» Dataset entries
:::

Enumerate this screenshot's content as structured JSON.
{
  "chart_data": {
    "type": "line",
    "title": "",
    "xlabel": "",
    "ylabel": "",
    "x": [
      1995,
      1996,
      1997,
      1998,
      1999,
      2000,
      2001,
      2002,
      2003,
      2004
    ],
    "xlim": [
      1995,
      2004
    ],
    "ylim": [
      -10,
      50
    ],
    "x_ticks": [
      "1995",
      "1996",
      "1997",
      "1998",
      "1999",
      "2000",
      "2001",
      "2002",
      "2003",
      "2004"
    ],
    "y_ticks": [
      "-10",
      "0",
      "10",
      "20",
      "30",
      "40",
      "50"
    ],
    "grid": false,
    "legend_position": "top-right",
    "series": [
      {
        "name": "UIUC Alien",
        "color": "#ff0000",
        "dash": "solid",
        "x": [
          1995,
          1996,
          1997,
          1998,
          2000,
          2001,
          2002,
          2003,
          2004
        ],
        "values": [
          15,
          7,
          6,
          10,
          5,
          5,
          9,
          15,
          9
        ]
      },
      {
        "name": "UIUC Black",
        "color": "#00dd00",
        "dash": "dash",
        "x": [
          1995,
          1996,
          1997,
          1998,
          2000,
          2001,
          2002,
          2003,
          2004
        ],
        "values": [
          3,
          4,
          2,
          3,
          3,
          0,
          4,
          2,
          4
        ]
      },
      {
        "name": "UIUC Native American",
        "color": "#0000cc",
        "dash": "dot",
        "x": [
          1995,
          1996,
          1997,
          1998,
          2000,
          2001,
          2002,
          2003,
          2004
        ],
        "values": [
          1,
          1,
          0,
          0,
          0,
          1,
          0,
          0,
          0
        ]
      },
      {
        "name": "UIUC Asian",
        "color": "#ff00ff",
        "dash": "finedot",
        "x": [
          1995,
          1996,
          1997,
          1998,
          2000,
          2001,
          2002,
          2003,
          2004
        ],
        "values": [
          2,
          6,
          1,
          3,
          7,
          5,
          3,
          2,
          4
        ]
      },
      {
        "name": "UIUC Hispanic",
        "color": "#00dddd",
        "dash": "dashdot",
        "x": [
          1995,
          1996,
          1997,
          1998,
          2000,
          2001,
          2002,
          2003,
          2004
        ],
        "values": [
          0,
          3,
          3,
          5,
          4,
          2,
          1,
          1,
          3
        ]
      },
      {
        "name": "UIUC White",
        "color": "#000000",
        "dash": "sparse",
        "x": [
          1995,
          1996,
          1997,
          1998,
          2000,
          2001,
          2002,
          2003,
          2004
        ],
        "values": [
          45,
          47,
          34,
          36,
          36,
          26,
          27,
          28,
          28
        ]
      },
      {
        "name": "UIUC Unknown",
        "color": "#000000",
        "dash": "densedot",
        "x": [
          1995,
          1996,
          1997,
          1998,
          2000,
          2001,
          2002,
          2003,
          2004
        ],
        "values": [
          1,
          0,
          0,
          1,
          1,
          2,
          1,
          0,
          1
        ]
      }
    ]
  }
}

:::

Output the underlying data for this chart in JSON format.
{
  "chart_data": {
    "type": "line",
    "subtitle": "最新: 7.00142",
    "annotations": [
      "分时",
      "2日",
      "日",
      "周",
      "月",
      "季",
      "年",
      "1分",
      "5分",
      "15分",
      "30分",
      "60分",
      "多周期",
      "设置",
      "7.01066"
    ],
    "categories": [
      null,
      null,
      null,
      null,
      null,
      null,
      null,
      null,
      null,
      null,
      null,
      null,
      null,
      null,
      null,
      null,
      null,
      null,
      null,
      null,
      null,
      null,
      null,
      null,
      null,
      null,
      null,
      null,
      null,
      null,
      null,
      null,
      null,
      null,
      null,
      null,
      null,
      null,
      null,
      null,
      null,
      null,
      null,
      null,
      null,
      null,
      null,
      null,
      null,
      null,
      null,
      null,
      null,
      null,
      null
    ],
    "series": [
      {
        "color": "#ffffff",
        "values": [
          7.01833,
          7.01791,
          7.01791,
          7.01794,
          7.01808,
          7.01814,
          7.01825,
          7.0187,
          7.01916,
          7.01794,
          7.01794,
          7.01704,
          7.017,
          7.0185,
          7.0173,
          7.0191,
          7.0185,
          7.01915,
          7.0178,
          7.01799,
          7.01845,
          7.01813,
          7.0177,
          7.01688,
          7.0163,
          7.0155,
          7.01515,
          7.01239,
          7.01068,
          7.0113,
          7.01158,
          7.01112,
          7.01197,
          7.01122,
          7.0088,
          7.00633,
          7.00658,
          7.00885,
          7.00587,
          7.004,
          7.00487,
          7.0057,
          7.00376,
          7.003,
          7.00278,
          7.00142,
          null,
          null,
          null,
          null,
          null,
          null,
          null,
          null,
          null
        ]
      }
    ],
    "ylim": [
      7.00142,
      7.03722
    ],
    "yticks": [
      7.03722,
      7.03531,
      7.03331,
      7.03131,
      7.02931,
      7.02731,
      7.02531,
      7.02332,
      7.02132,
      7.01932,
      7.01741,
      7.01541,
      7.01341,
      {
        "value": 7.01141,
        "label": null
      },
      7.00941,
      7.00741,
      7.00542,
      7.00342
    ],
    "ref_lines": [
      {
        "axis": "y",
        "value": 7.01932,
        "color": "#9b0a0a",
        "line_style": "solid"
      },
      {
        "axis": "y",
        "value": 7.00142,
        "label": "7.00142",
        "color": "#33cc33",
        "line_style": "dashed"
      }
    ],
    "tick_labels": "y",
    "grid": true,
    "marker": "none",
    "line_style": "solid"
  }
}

:::

» Work to do
Each line that holds the word "JSON" should be extracted from the records.

» Complete response
Enumerate this screenshot's content as structured JSON.
Output the underlying data for this chart in JSON format.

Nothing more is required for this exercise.